> _WHAT THE EXERCISE ASKS_:
Return the lines below that carry the word "data".

> _RECORD LIST_:

________________________________________

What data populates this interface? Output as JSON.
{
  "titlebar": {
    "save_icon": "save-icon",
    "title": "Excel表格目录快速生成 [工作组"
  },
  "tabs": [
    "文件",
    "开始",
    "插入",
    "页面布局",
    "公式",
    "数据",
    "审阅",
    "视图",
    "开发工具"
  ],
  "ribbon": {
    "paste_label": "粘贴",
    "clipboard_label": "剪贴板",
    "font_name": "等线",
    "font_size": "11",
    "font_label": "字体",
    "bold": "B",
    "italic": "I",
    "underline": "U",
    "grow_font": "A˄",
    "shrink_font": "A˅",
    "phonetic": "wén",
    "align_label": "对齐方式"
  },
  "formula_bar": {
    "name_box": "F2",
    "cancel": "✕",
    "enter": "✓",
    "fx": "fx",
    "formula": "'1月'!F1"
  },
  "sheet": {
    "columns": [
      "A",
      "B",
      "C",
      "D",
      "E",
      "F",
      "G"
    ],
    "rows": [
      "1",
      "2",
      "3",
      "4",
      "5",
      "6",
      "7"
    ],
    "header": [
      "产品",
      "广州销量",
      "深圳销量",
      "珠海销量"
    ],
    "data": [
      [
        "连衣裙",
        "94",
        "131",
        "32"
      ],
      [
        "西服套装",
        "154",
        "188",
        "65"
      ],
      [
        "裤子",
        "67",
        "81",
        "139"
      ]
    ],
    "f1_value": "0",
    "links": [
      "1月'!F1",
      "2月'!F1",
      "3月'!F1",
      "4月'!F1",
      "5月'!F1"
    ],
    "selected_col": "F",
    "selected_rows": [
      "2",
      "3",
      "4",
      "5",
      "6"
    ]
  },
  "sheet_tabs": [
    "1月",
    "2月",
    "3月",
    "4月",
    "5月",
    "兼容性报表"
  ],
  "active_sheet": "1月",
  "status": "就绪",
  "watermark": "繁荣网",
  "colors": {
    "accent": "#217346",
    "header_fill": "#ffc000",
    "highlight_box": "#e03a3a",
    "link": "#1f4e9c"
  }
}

________________________________________

> _ANSWER TO THIS PROBLEM_:
What data populates this interface? Output as JSON.
    "data": [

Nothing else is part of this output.